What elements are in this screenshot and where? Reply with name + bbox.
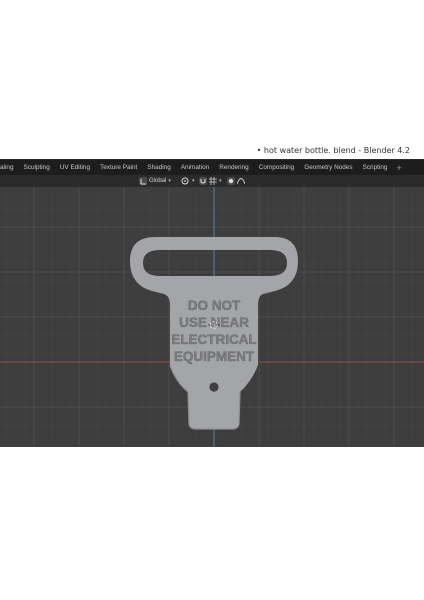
tab-geometry-nodes[interactable]: Geometry Nodes	[299, 160, 357, 176]
tag-hole	[209, 382, 219, 392]
transform-orientation-dropdown[interactable]: Global ▾	[139, 177, 171, 185]
tab-sculpting[interactable]: Sculpting	[19, 160, 55, 176]
chevron-down-icon: ▾	[168, 178, 171, 184]
orientation-axes-icon	[139, 177, 147, 185]
tab-shading[interactable]: Shading	[142, 160, 175, 176]
pivot-point-dropdown[interactable]: ▾	[181, 177, 195, 185]
tab-scripting[interactable]: Scripting	[358, 160, 393, 176]
tab-modeling[interactable]: aling	[0, 160, 19, 176]
tab-compositing[interactable]: Compositing	[254, 160, 300, 176]
add-workspace-button[interactable]: +	[392, 160, 405, 176]
tab-uv-editing[interactable]: UV Editing	[55, 160, 95, 176]
workspace-tabs: aling Sculpting UV Editing Texture Paint…	[0, 160, 406, 176]
snap-toggle[interactable]	[199, 177, 207, 185]
window-title: • hot water bottle. blend - Blender 4.2	[256, 146, 410, 155]
chevron-down-icon: ▾	[219, 178, 222, 184]
window-title-bar: • hot water bottle. blend - Blender 4.2	[0, 145, 424, 159]
magnet-icon	[199, 177, 207, 185]
snap-target-dropdown[interactable]: ▾	[209, 177, 222, 185]
tab-texture-paint[interactable]: Texture Paint	[95, 160, 142, 176]
chevron-down-icon: ▾	[192, 178, 195, 184]
tag-text-line-1: DO NOT	[188, 298, 241, 313]
tag-text-line-2: USE NEAR	[179, 315, 249, 330]
viewport-canvas[interactable]: DO NOT USE NEAR ELECTRICAL EQUIPMENT	[0, 187, 424, 447]
viewport-header: Global ▾ ▾ ▾	[0, 175, 424, 187]
3d-viewport[interactable]: DO NOT USE NEAR ELECTRICAL EQUIPMENT	[0, 187, 424, 447]
orientation-label: Global	[149, 178, 167, 184]
tag-text-line-4: EQUIPMENT	[174, 349, 255, 364]
proportional-edit-toggle[interactable]	[227, 177, 246, 185]
proportional-edit-icon	[227, 177, 235, 185]
tag-text-line-3: ELECTRICAL	[171, 332, 257, 347]
tab-rendering[interactable]: Rendering	[214, 160, 254, 176]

:: What is asked ::
Reproduce every row above verbatim, omitting the picture.

:: Output below ::
What elements are in this screenshot and where? Reply with name + bbox.
tab-geometry-nodes[interactable]: Geometry Nodes	[299, 160, 357, 176]
tag-hole	[209, 382, 219, 392]
transform-orientation-dropdown[interactable]: Global ▾	[139, 177, 171, 185]
tab-sculpting[interactable]: Sculpting	[19, 160, 55, 176]
chevron-down-icon: ▾	[168, 178, 171, 184]
orientation-axes-icon	[139, 177, 147, 185]
tab-shading[interactable]: Shading	[142, 160, 175, 176]
pivot-point-dropdown[interactable]: ▾	[181, 177, 195, 185]
tab-scripting[interactable]: Scripting	[358, 160, 393, 176]
tab-modeling[interactable]: aling	[0, 160, 19, 176]
tab-compositing[interactable]: Compositing	[254, 160, 300, 176]
add-workspace-button[interactable]: +	[392, 160, 405, 176]
tab-uv-editing[interactable]: UV Editing	[55, 160, 95, 176]
workspace-tabs: aling Sculpting UV Editing Texture Paint…	[0, 160, 406, 176]
snap-toggle[interactable]	[199, 177, 207, 185]
window-title: • hot water bottle. blend - Blender 4.2	[256, 146, 410, 155]
chevron-down-icon: ▾	[219, 178, 222, 184]
window-title-bar: • hot water bottle. blend - Blender 4.2	[0, 145, 424, 159]
magnet-icon	[199, 177, 207, 185]
snap-target-dropdown[interactable]: ▾	[209, 177, 222, 185]
tab-texture-paint[interactable]: Texture Paint	[95, 160, 142, 176]
chevron-down-icon: ▾	[192, 178, 195, 184]
tag-text-line-1: DO NOT	[188, 298, 241, 313]
tag-text-line-2: USE NEAR	[179, 315, 249, 330]
viewport-canvas[interactable]: DO NOT USE NEAR ELECTRICAL EQUIPMENT	[0, 187, 424, 447]
viewport-header: Global ▾ ▾ ▾	[0, 175, 424, 187]
3d-viewport[interactable]: DO NOT USE NEAR ELECTRICAL EQUIPMENT	[0, 187, 424, 447]
orientation-label: Global	[149, 178, 167, 184]
tag-text-line-4: EQUIPMENT	[174, 349, 255, 364]
proportional-edit-toggle[interactable]	[227, 177, 246, 185]
proportional-edit-icon	[227, 177, 235, 185]
tag-text-line-3: ELECTRICAL	[171, 332, 257, 347]
tab-rendering[interactable]: Rendering	[214, 160, 254, 176]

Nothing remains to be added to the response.